(Collected data entries)
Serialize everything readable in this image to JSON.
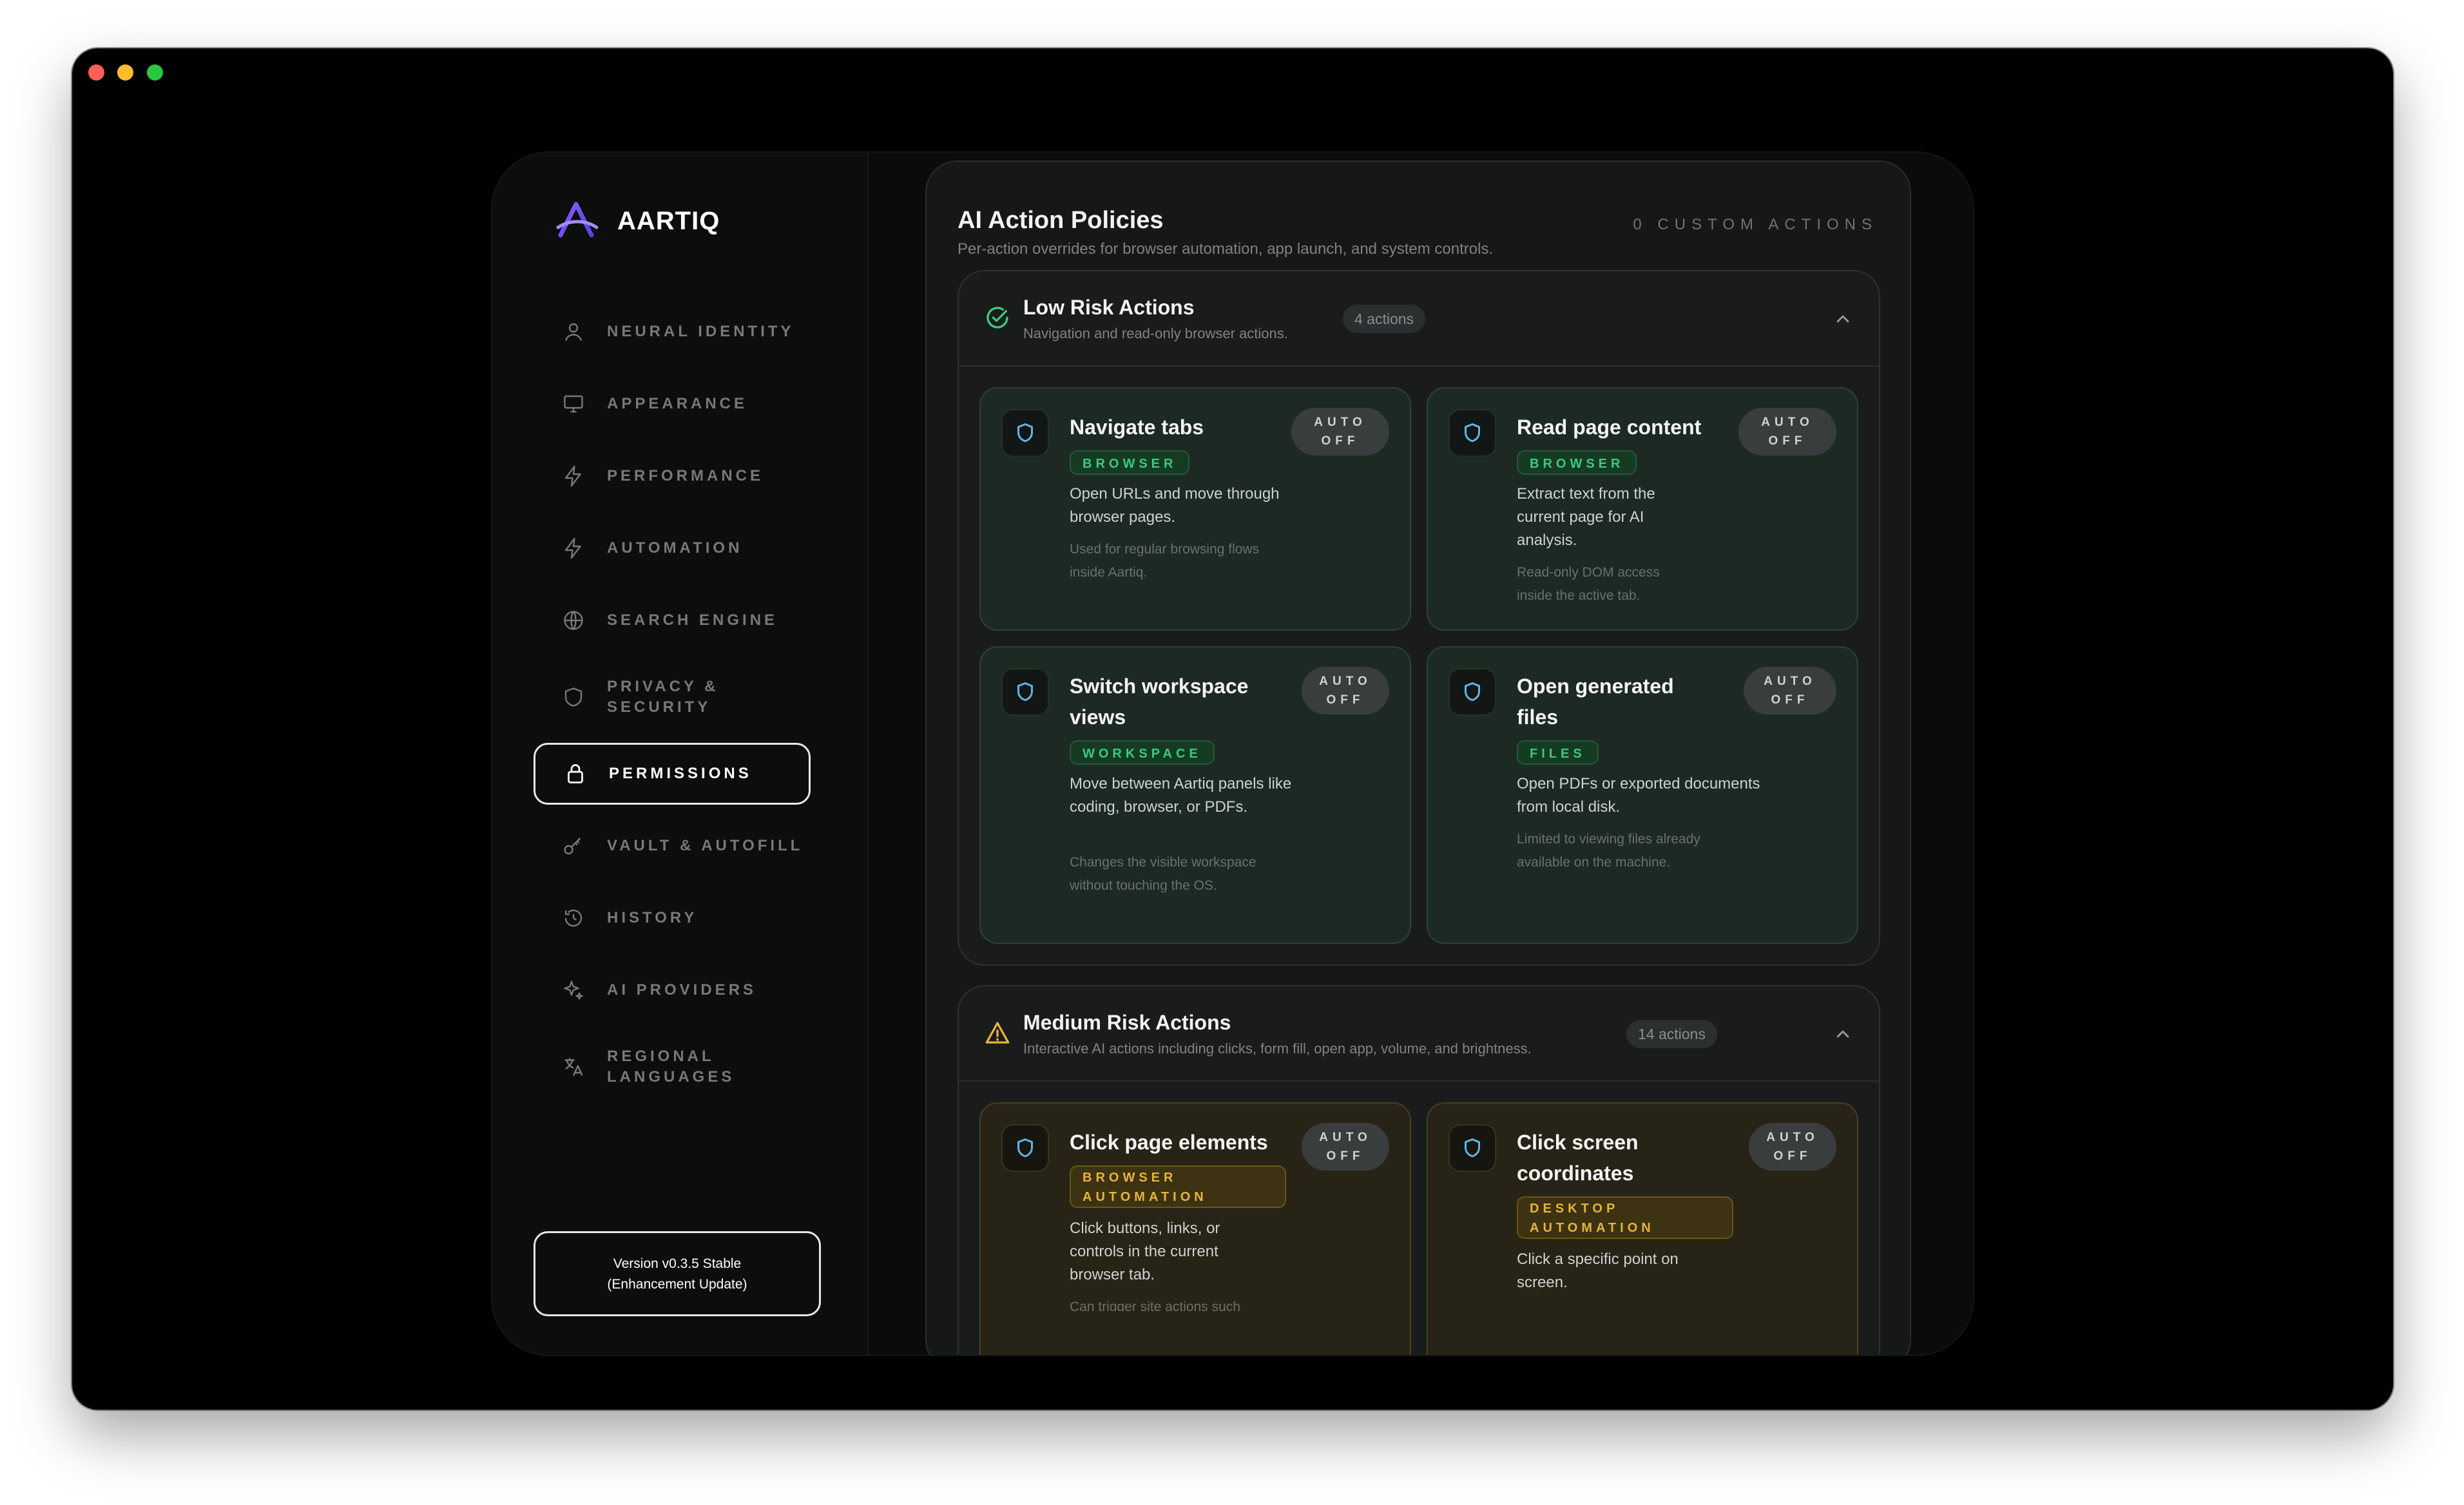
{
  "app": {
    "brand": "AARTIQ",
    "version_line1": "Version v0.3.5 Stable",
    "version_line2": "(Enhancement Update)"
  },
  "sidebar": {
    "items": [
      {
        "label": "NEURAL IDENTITY",
        "icon": "user-icon"
      },
      {
        "label": "APPEARANCE",
        "icon": "monitor-icon"
      },
      {
        "label": "PERFORMANCE",
        "icon": "bolt-icon"
      },
      {
        "label": "AUTOMATION",
        "icon": "bolt-icon"
      },
      {
        "label": "SEARCH ENGINE",
        "icon": "globe-icon"
      },
      {
        "label": "PRIVACY &\nSECURITY",
        "icon": "shield-icon"
      },
      {
        "label": "PERMISSIONS",
        "icon": "lock-icon",
        "active": true
      },
      {
        "label": "VAULT & AUTOFILL",
        "icon": "key-icon"
      },
      {
        "label": "HISTORY",
        "icon": "history-icon"
      },
      {
        "label": "AI PROVIDERS",
        "icon": "sparkles-icon"
      },
      {
        "label": "REGIONAL\nLANGUAGES",
        "icon": "translate-icon"
      }
    ]
  },
  "panel": {
    "title": "AI Action Policies",
    "subtitle": "Per-action overrides for browser automation, app launch, and system controls.",
    "custom_count": "0 CUSTOM ACTIONS"
  },
  "groups": {
    "low": {
      "title": "Low Risk Actions",
      "subtitle": "Navigation and read-only browser actions.",
      "count": "4 actions",
      "cards": [
        {
          "title": "Navigate tabs",
          "toggle": "AUTO OFF",
          "tag": "BROWSER",
          "desc": "Open URLs and move through browser pages.",
          "note": "Used for regular browsing flows inside Aartiq."
        },
        {
          "title": "Read page content",
          "toggle": "AUTO OFF",
          "tag": "BROWSER",
          "desc": "Extract text from the current page for AI analysis.",
          "note": "Read-only DOM access inside the active tab."
        },
        {
          "title": "Switch workspace views",
          "toggle": "AUTO OFF",
          "tag": "WORKSPACE",
          "desc": "Move between Aartiq panels like coding, browser, or PDFs.",
          "note": "Changes the visible workspace without touching the OS."
        },
        {
          "title": "Open generated files",
          "toggle": "AUTO OFF",
          "tag": "FILES",
          "desc": "Open PDFs or exported documents from local disk.",
          "note": "Limited to viewing files already available on the machine."
        }
      ]
    },
    "medium": {
      "title": "Medium Risk Actions",
      "subtitle": "Interactive AI actions including clicks, form fill, open app, volume, and brightness.",
      "count": "14 actions",
      "cards": [
        {
          "title": "Click page elements",
          "toggle": "AUTO OFF",
          "tag": "BROWSER AUTOMATION",
          "desc": "Click buttons, links, or controls in the current browser tab.",
          "note": "Can trigger site actions such"
        },
        {
          "title": "Click screen coordinates",
          "toggle": "AUTO OFF",
          "tag": "DESKTOP AUTOMATION",
          "desc": "Click a specific point on screen.",
          "note": ""
        }
      ]
    }
  },
  "colors": {
    "low_accent": "#3ec97a",
    "medium_accent": "#e5b53a",
    "shield_accent": "#5fb6e8"
  }
}
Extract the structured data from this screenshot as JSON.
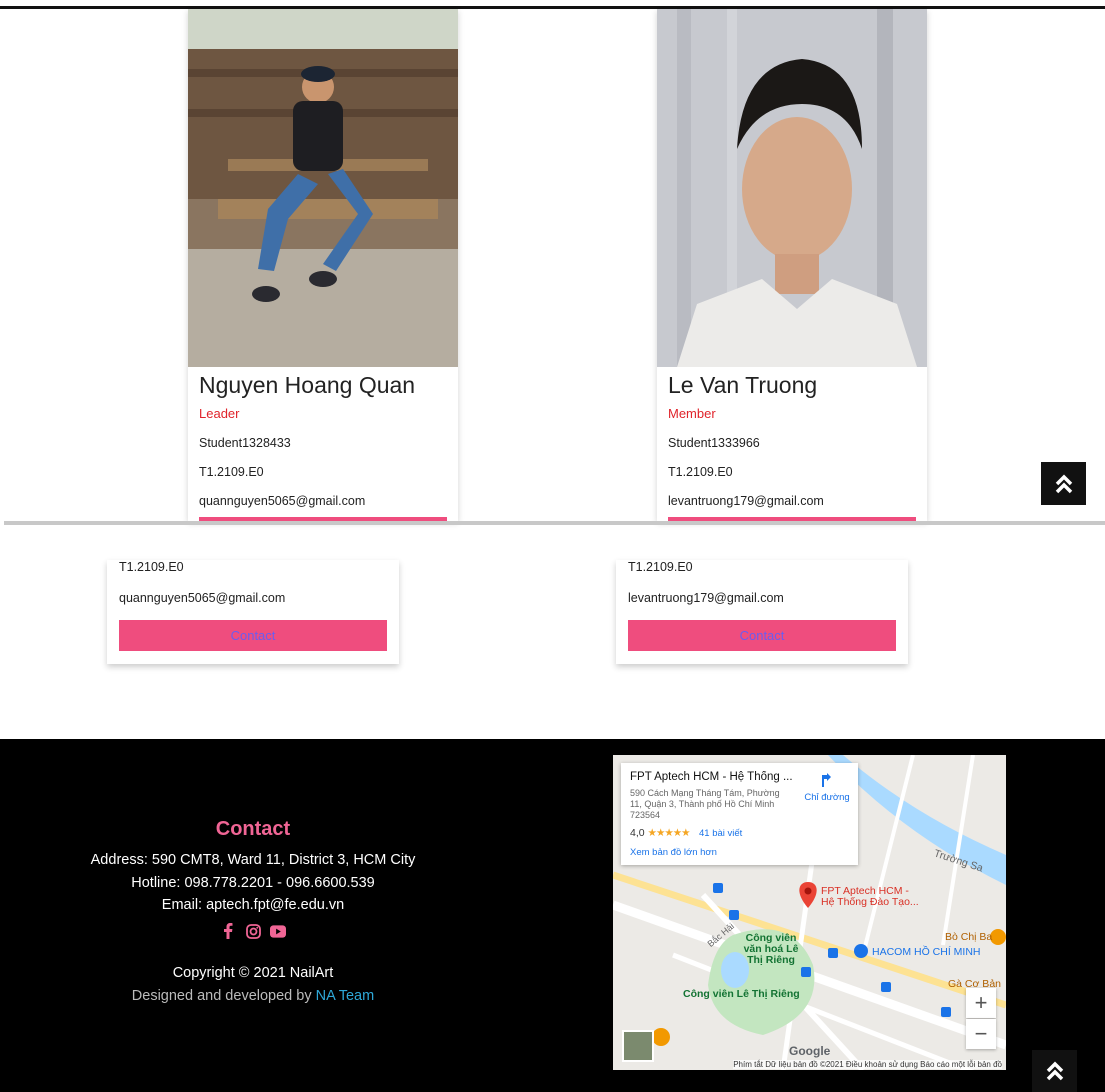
{
  "members_top": [
    {
      "name": "Nguyen Hoang Quan",
      "role": "Leader",
      "student_id": "Student1328433",
      "class": "T1.2109.E0",
      "email": "quannguyen5065@gmail.com"
    },
    {
      "name": "Le Van Truong",
      "role": "Member",
      "student_id": "Student1333966",
      "class": "T1.2109.E0",
      "email": "levantruong179@gmail.com"
    }
  ],
  "members_bottom": [
    {
      "class": "T1.2109.E0",
      "email": "quannguyen5065@gmail.com",
      "button": "Contact"
    },
    {
      "class": "T1.2109.E0",
      "email": "levantruong179@gmail.com",
      "button": "Contact"
    }
  ],
  "footer": {
    "title": "Contact",
    "address": "Address: 590 CMT8, Ward 11, District 3, HCM City",
    "hotline": "Hotline: 098.778.2201 - 096.6600.539",
    "email": "Email: aptech.fpt@fe.edu.vn",
    "socials": [
      "facebook-icon",
      "instagram-icon",
      "youtube-icon"
    ],
    "copyright": "Copyright © 2021 NailArt",
    "designed_prefix": "Designed and developed by ",
    "team": "NA Team"
  },
  "map": {
    "place_title": "FPT Aptech HCM - Hệ Thống ...",
    "place_address": "590 Cách Mạng Tháng Tám, Phường 11, Quận 3, Thành phố Hồ Chí Minh 723564",
    "rating": "4,0",
    "stars": "★★★★★",
    "reviews": "41 bài viết",
    "bigger_map": "Xem bản đồ lớn hơn",
    "directions": "Chỉ đường",
    "pin_label": "FPT Aptech HCM - Hệ Thống Đào Tạo...",
    "park_label": "Công viên văn hoá Lê Thị Riêng",
    "park_label2": "Công viên Lê Thị Riêng",
    "hacom": "HACOM HỒ CHÍ MINH",
    "bo_chi_ba": "Bò Chị Ba",
    "ga_co_ban": "Gà Cơ Bản",
    "truong_sa": "Trường Sa",
    "bac_hai": "Bắc Hải",
    "google": "Google",
    "footer_text": "Phím tắt   Dữ liệu bản đồ ©2021   Điều khoản sử dụng   Báo cáo một lỗi bản đồ",
    "zoom_in": "+",
    "zoom_out": "−"
  },
  "colors": {
    "accent": "#ef4d7e",
    "role": "#e0242b",
    "team": "#2ea8d8",
    "footer_bg": "#000000"
  }
}
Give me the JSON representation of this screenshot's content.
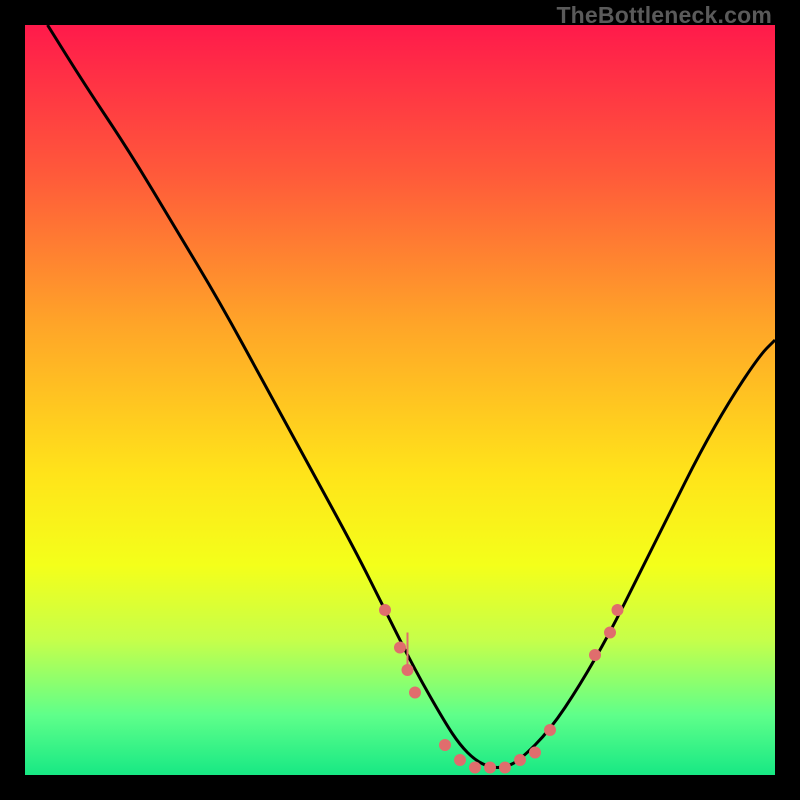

■ **Written instruction**
Repeat each entry precisely as it appears. Leave the pictures out.

■ **Correct response**
Serialize everything readable in this image to JSON.
{
  "app": {
    "brand": "AARTIQ",
    "version_line1": "Version v0.3.5 Stable",
    "version_line2": "(Enhancement Update)"
  },
  "sidebar": {
    "items": [
      {
        "label": "NEURAL IDENTITY",
        "icon": "user-icon"
      },
      {
        "label": "APPEARANCE",
        "icon": "monitor-icon"
      },
      {
        "label": "PERFORMANCE",
        "icon": "bolt-icon"
      },
      {
        "label": "AUTOMATION",
        "icon": "bolt-icon"
      },
      {
        "label": "SEARCH ENGINE",
        "icon": "globe-icon"
      },
      {
        "label": "PRIVACY &\nSECURITY",
        "icon": "shield-icon"
      },
      {
        "label": "PERMISSIONS",
        "icon": "lock-icon",
        "active": true
      },
      {
        "label": "VAULT & AUTOFILL",
        "icon": "key-icon"
      },
      {
        "label": "HISTORY",
        "icon": "history-icon"
      },
      {
        "label": "AI PROVIDERS",
        "icon": "sparkles-icon"
      },
      {
        "label": "REGIONAL\nLANGUAGES",
        "icon": "translate-icon"
      }
    ]
  },
  "panel": {
    "title": "AI Action Policies",
    "subtitle": "Per-action overrides for browser automation, app launch, and system controls.",
    "custom_count": "0 CUSTOM ACTIONS"
  },
  "groups": {
    "low": {
      "title": "Low Risk Actions",
      "subtitle": "Navigation and read-only browser actions.",
      "count": "4 actions",
      "cards": [
        {
          "title": "Navigate tabs",
          "toggle": "AUTO OFF",
          "tag": "BROWSER",
          "desc": "Open URLs and move through browser pages.",
          "note": "Used for regular browsing flows inside Aartiq."
        },
        {
          "title": "Read page content",
          "toggle": "AUTO OFF",
          "tag": "BROWSER",
          "desc": "Extract text from the current page for AI analysis.",
          "note": "Read-only DOM access inside the active tab."
        },
        {
          "title": "Switch workspace views",
          "toggle": "AUTO OFF",
          "tag": "WORKSPACE",
          "desc": "Move between Aartiq panels like coding, browser, or PDFs.",
          "note": "Changes the visible workspace without touching the OS."
        },
        {
          "title": "Open generated files",
          "toggle": "AUTO OFF",
          "tag": "FILES",
          "desc": "Open PDFs or exported documents from local disk.",
          "note": "Limited to viewing files already available on the machine."
        }
      ]
    },
    "medium": {
      "title": "Medium Risk Actions",
      "subtitle": "Interactive AI actions including clicks, form fill, open app, volume, and brightness.",
      "count": "14 actions",
      "cards": [
        {
          "title": "Click page elements",
          "toggle": "AUTO OFF",
          "tag": "BROWSER AUTOMATION",
          "desc": "Click buttons, links, or controls in the current browser tab.",
          "note": "Can trigger site actions such"
        },
        {
          "title": "Click screen coordinates",
          "toggle": "AUTO OFF",
          "tag": "DESKTOP AUTOMATION",
          "desc": "Click a specific point on screen.",
          "note": ""
        }
      ]
    }
  },
  "colors": {
    "low_accent": "#3ec97a",
    "medium_accent": "#e5b53a",
    "shield_accent": "#5fb6e8"
  }
}
Extract the structured data from this screenshot as JSON.
{
  "members_top": [
    {
      "name": "Nguyen Hoang Quan",
      "role": "Leader",
      "student_id": "Student1328433",
      "class": "T1.2109.E0",
      "email": "quannguyen5065@gmail.com"
    },
    {
      "name": "Le Van Truong",
      "role": "Member",
      "student_id": "Student1333966",
      "class": "T1.2109.E0",
      "email": "levantruong179@gmail.com"
    }
  ],
  "members_bottom": [
    {
      "class": "T1.2109.E0",
      "email": "quannguyen5065@gmail.com",
      "button": "Contact"
    },
    {
      "class": "T1.2109.E0",
      "email": "levantruong179@gmail.com",
      "button": "Contact"
    }
  ],
  "footer": {
    "title": "Contact",
    "address": "Address: 590 CMT8, Ward 11, District 3, HCM City",
    "hotline": "Hotline: 098.778.2201 - 096.6600.539",
    "email": "Email: aptech.fpt@fe.edu.vn",
    "socials": [
      "facebook-icon",
      "instagram-icon",
      "youtube-icon"
    ],
    "copyright": "Copyright © 2021 NailArt",
    "designed_prefix": "Designed and developed by ",
    "team": "NA Team"
  },
  "map": {
    "place_title": "FPT Aptech HCM - Hệ Thống ...",
    "place_address": "590 Cách Mạng Tháng Tám, Phường 11, Quận 3, Thành phố Hồ Chí Minh 723564",
    "rating": "4,0",
    "stars": "★★★★★",
    "reviews": "41 bài viết",
    "bigger_map": "Xem bản đồ lớn hơn",
    "directions": "Chỉ đường",
    "pin_label": "FPT Aptech HCM - Hệ Thống Đào Tạo...",
    "park_label": "Công viên văn hoá Lê Thị Riêng",
    "park_label2": "Công viên Lê Thị Riêng",
    "hacom": "HACOM HỒ CHÍ MINH",
    "bo_chi_ba": "Bò Chị Ba",
    "ga_co_ban": "Gà Cơ Bản",
    "truong_sa": "Trường Sa",
    "bac_hai": "Bắc Hải",
    "google": "Google",
    "footer_text": "Phím tắt   Dữ liệu bản đồ ©2021   Điều khoản sử dụng   Báo cáo một lỗi bản đồ",
    "zoom_in": "+",
    "zoom_out": "−"
  },
  "colors": {
    "accent": "#ef4d7e",
    "role": "#e0242b",
    "team": "#2ea8d8",
    "footer_bg": "#000000"
  }
}
Give me the JSON representation of this screenshot's content.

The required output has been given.